■ GIVEN INFORMATION ■
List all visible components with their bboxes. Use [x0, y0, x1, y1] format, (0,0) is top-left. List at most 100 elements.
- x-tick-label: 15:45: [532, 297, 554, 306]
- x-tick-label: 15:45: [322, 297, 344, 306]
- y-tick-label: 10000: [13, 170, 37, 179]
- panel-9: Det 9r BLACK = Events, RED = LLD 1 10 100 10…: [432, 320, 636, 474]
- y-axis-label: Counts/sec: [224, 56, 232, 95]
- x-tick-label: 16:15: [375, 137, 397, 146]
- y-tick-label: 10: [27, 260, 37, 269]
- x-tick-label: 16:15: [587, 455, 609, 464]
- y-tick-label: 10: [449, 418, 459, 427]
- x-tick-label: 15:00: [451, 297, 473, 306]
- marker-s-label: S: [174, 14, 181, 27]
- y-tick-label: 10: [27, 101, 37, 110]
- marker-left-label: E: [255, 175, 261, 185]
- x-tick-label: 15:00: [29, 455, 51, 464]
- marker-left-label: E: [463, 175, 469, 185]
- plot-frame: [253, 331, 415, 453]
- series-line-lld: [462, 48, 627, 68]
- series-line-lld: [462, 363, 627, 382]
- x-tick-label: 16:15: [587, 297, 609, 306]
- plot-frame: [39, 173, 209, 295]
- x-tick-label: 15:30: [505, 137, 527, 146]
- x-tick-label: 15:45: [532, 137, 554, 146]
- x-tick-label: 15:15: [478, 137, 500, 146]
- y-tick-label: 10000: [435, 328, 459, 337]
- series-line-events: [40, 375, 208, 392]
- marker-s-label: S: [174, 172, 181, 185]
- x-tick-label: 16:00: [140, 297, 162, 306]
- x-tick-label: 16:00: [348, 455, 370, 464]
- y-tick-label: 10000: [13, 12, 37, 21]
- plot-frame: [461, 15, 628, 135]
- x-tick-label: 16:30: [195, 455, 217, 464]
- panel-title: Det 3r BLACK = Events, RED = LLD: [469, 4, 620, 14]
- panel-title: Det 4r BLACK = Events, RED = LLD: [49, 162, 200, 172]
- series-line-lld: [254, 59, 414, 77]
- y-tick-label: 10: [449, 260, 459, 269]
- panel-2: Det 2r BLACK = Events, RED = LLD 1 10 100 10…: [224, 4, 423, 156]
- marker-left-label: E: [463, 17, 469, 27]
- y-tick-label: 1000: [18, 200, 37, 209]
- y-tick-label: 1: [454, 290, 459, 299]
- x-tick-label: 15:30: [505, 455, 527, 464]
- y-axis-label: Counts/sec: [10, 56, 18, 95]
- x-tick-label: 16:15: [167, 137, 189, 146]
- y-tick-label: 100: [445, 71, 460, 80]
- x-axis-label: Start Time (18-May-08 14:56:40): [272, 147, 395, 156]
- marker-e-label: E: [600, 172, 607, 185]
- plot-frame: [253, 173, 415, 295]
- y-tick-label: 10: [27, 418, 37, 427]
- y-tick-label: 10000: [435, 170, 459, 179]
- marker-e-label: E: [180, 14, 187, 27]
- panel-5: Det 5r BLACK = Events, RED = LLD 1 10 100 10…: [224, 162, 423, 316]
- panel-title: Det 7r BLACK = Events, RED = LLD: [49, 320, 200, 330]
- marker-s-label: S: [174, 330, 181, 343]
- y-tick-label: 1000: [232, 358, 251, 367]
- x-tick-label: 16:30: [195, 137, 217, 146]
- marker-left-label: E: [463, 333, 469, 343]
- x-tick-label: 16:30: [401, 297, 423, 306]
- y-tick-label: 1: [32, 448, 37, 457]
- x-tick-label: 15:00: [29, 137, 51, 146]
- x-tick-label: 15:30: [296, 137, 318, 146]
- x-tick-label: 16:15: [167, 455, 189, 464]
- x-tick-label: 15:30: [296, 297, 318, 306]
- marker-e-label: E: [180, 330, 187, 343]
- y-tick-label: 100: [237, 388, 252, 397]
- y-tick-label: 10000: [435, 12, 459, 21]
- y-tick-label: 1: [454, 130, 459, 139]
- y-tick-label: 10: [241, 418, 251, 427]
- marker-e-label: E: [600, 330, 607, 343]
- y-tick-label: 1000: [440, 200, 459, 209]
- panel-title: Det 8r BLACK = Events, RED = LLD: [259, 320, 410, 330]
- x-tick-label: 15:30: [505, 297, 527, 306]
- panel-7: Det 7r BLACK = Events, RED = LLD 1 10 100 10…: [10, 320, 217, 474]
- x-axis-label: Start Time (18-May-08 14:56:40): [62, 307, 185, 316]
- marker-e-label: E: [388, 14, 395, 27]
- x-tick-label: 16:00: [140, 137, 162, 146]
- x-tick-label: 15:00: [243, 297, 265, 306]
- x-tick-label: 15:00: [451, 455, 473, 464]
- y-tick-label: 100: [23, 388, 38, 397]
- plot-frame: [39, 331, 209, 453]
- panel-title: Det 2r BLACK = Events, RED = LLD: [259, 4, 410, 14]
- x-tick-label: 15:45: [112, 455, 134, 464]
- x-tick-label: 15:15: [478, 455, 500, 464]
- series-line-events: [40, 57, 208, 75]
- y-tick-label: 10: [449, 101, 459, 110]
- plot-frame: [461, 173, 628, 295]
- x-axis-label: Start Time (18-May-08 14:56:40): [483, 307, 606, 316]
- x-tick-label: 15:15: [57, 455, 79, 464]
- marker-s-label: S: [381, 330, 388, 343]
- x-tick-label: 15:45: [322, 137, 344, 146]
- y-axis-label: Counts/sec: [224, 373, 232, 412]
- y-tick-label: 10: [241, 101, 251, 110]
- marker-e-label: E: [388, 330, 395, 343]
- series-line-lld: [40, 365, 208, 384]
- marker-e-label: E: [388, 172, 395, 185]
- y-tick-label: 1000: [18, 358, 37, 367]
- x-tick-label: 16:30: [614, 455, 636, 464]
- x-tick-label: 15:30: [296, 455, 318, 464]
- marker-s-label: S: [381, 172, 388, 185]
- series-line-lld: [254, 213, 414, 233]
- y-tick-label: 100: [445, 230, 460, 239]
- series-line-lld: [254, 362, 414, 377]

■ EXERCISE TASK ■
Print the listing above again, line for line and unchanged.

■ TASK ANSWER ■
List all visible components with their bboxes. Use [x0, y0, x1, y1] format, (0,0) is top-left. List at most 100 elements.
- x-tick-label: 15:45: [532, 297, 554, 306]
- x-tick-label: 15:45: [322, 297, 344, 306]
- y-tick-label: 10000: [13, 170, 37, 179]
- panel-9: Det 9r BLACK = Events, RED = LLD 1 10 100 10…: [432, 320, 636, 474]
- y-axis-label: Counts/sec: [224, 56, 232, 95]
- x-tick-label: 16:15: [375, 137, 397, 146]
- y-tick-label: 10: [27, 260, 37, 269]
- x-tick-label: 16:15: [587, 455, 609, 464]
- y-tick-label: 10: [449, 418, 459, 427]
- x-tick-label: 15:00: [451, 297, 473, 306]
- marker-s-label: S: [174, 14, 181, 27]
- y-tick-label: 10: [27, 101, 37, 110]
- marker-left-label: E: [255, 175, 261, 185]
- x-tick-label: 15:00: [29, 455, 51, 464]
- marker-left-label: E: [463, 175, 469, 185]
- plot-frame: [253, 331, 415, 453]
- series-line-lld: [462, 48, 627, 68]
- series-line-lld: [462, 363, 627, 382]
- x-tick-label: 16:15: [587, 297, 609, 306]
- plot-frame: [39, 173, 209, 295]
- x-tick-label: 15:30: [505, 137, 527, 146]
- x-tick-label: 15:45: [532, 137, 554, 146]
- x-tick-label: 15:15: [478, 137, 500, 146]
- y-tick-label: 10000: [435, 328, 459, 337]
- series-line-events: [40, 375, 208, 392]
- marker-s-label: S: [174, 172, 181, 185]
- x-tick-label: 16:00: [140, 297, 162, 306]
- x-tick-label: 16:00: [348, 455, 370, 464]
- y-tick-label: 10000: [13, 12, 37, 21]
- plot-frame: [461, 15, 628, 135]
- x-tick-label: 16:30: [195, 455, 217, 464]
- panel-title: Det 3r BLACK = Events, RED = LLD: [469, 4, 620, 14]
- panel-title: Det 4r BLACK = Events, RED = LLD: [49, 162, 200, 172]
- series-line-lld: [254, 59, 414, 77]
- y-tick-label: 10: [449, 260, 459, 269]
- panel-2: Det 2r BLACK = Events, RED = LLD 1 10 100 10…: [224, 4, 423, 156]
- marker-left-label: E: [463, 17, 469, 27]
- y-tick-label: 1000: [18, 200, 37, 209]
- y-tick-label: 1: [454, 290, 459, 299]
- x-tick-label: 15:30: [505, 455, 527, 464]
- y-axis-label: Counts/sec: [10, 56, 18, 95]
- x-tick-label: 16:15: [167, 137, 189, 146]
- y-tick-label: 100: [445, 71, 460, 80]
- x-axis-label: Start Time (18-May-08 14:56:40): [272, 147, 395, 156]
- marker-e-label: E: [600, 172, 607, 185]
- plot-frame: [253, 173, 415, 295]
- y-tick-label: 10: [27, 418, 37, 427]
- y-tick-label: 10000: [435, 170, 459, 179]
- marker-e-label: E: [180, 14, 187, 27]
- panel-5: Det 5r BLACK = Events, RED = LLD 1 10 100 10…: [224, 162, 423, 316]
- panel-title: Det 7r BLACK = Events, RED = LLD: [49, 320, 200, 330]
- marker-s-label: S: [174, 330, 181, 343]
- y-tick-label: 1000: [232, 358, 251, 367]
- x-tick-label: 16:30: [195, 137, 217, 146]
- marker-left-label: E: [463, 333, 469, 343]
- x-tick-label: 16:30: [401, 297, 423, 306]
- y-tick-label: 1: [32, 448, 37, 457]
- x-tick-label: 15:00: [29, 137, 51, 146]
- x-tick-label: 15:30: [296, 137, 318, 146]
- x-tick-label: 16:15: [167, 455, 189, 464]
- x-tick-label: 15:30: [296, 297, 318, 306]
- marker-e-label: E: [180, 330, 187, 343]
- y-tick-label: 100: [237, 388, 252, 397]
- y-tick-label: 10000: [435, 12, 459, 21]
- y-tick-label: 1: [454, 130, 459, 139]
- y-tick-label: 10: [241, 418, 251, 427]
- marker-e-label: E: [600, 330, 607, 343]
- y-tick-label: 1000: [440, 200, 459, 209]
- panel-title: Det 8r BLACK = Events, RED = LLD: [259, 320, 410, 330]
- x-tick-label: 15:30: [505, 297, 527, 306]
- panel-7: Det 7r BLACK = Events, RED = LLD 1 10 100 10…: [10, 320, 217, 474]
- x-axis-label: Start Time (18-May-08 14:56:40): [62, 307, 185, 316]
- marker-e-label: E: [388, 14, 395, 27]
- x-tick-label: 16:00: [140, 137, 162, 146]
- x-tick-label: 15:00: [243, 297, 265, 306]
- x-tick-label: 15:00: [451, 455, 473, 464]
- y-tick-label: 100: [23, 388, 38, 397]
- plot-frame: [39, 331, 209, 453]
- panel-title: Det 2r BLACK = Events, RED = LLD: [259, 4, 410, 14]
- x-tick-label: 15:45: [112, 455, 134, 464]
- x-tick-label: 15:15: [478, 455, 500, 464]
- series-line-events: [40, 57, 208, 75]
- y-tick-label: 10: [449, 101, 459, 110]
- plot-frame: [461, 173, 628, 295]
- x-axis-label: Start Time (18-May-08 14:56:40): [483, 307, 606, 316]
- x-tick-label: 15:15: [57, 455, 79, 464]
- marker-s-label: S: [381, 330, 388, 343]
- x-tick-label: 15:45: [322, 137, 344, 146]
- y-axis-label: Counts/sec: [224, 373, 232, 412]
- y-tick-label: 10: [241, 101, 251, 110]
- marker-e-label: E: [388, 330, 395, 343]
- series-line-lld: [40, 365, 208, 384]
- marker-e-label: E: [388, 172, 395, 185]
- y-tick-label: 1000: [18, 358, 37, 367]
- x-tick-label: 16:30: [614, 455, 636, 464]
- x-tick-label: 15:30: [296, 455, 318, 464]
- marker-s-label: S: [381, 172, 388, 185]
- series-line-lld: [254, 213, 414, 233]
- y-tick-label: 100: [445, 230, 460, 239]
- series-line-lld: [254, 362, 414, 377]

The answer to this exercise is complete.